### Exercise brief
Look through the data below and report how many lines include "Rock". Only the number should be given.

[Data excerpts]
━━━━━━━━━━━━━━━━
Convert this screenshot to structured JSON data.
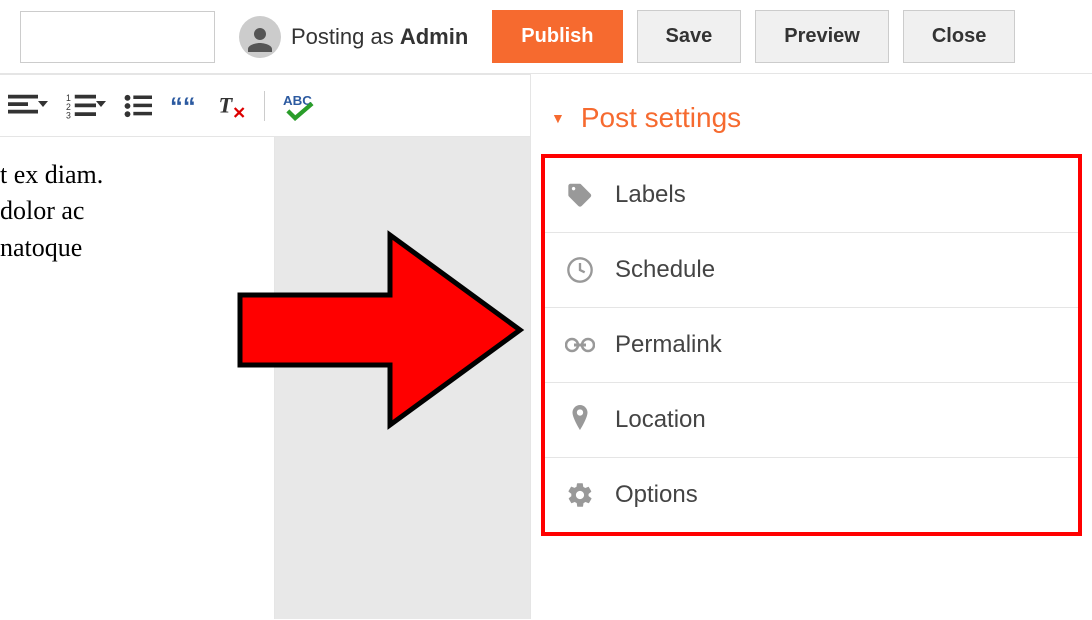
{
  "header": {
    "title_value": "",
    "posting_as_prefix": "Posting as ",
    "posting_as_user": "Admin",
    "buttons": {
      "publish": "Publish",
      "save": "Save",
      "preview": "Preview",
      "close": "Close"
    }
  },
  "editor": {
    "content_line1": "t ex diam.",
    "content_line2": "dolor ac",
    "content_line3": " natoque"
  },
  "sidebar": {
    "title": "Post settings",
    "items": [
      {
        "label": "Labels"
      },
      {
        "label": "Schedule"
      },
      {
        "label": "Permalink"
      },
      {
        "label": "Location"
      },
      {
        "label": "Options"
      }
    ]
  }
}
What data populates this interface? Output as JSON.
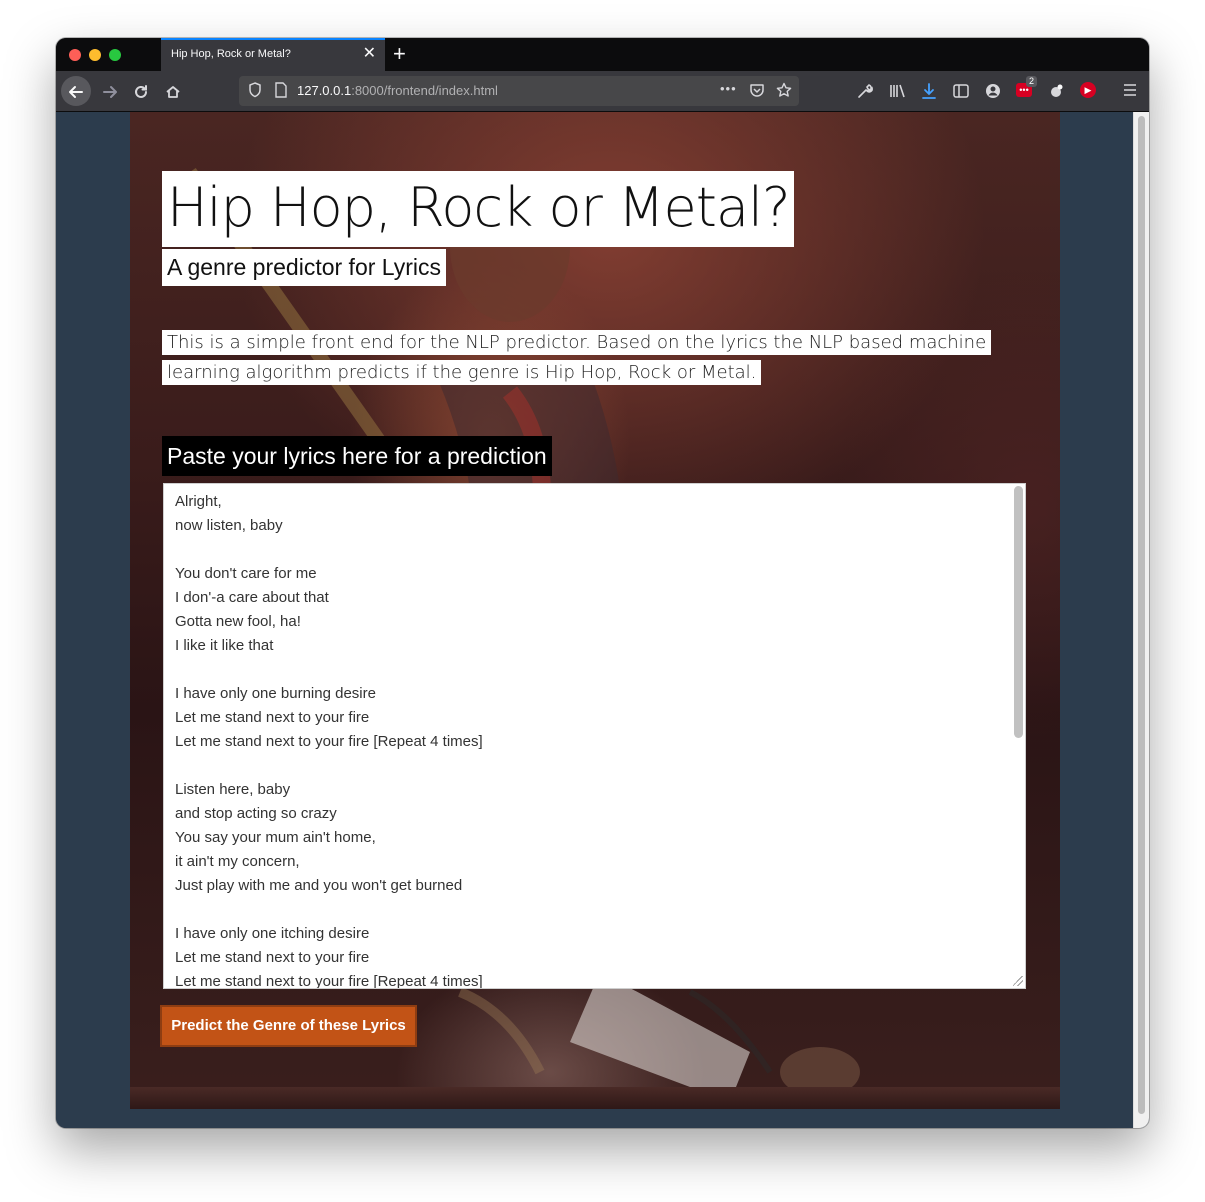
{
  "browser": {
    "tab_title": "Hip Hop, Rock or Metal?",
    "tab_close": "✕",
    "new_tab": "+",
    "url_host": "127.0.0.1",
    "url_rest": ":8000/frontend/index.html",
    "more_actions": "•••",
    "extension_badge_count": "2"
  },
  "page": {
    "title": "Hip Hop, Rock or Metal?",
    "subtitle": "A genre predictor for Lyrics",
    "description": "This is a simple front end for the NLP predictor. Based on the lyrics the NLP based machine learning algorithm predicts if the genre is Hip Hop, Rock or Metal.",
    "prompt": "Paste your lyrics here for a prediction",
    "lyrics": "Alright,\nnow listen, baby\n\nYou don't care for me\nI don'-a care about that\nGotta new fool, ha!\nI like it like that\n\nI have only one burning desire\nLet me stand next to your fire\nLet me stand next to your fire [Repeat 4 times]\n\nListen here, baby\nand stop acting so crazy\nYou say your mum ain't home,\nit ain't my concern,\nJust play with me and you won't get burned\n\nI have only one itching desire\nLet me stand next to your fire\nLet me stand next to your fire [Repeat 4 times]",
    "predict_button": "Predict the Genre of these Lyrics"
  },
  "colors": {
    "accent_button": "#c25316",
    "page_background": "#2c3c4d",
    "tab_highlight": "#0a84ff"
  }
}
━━━━━━━━━━━━━━━━
### Task answer
3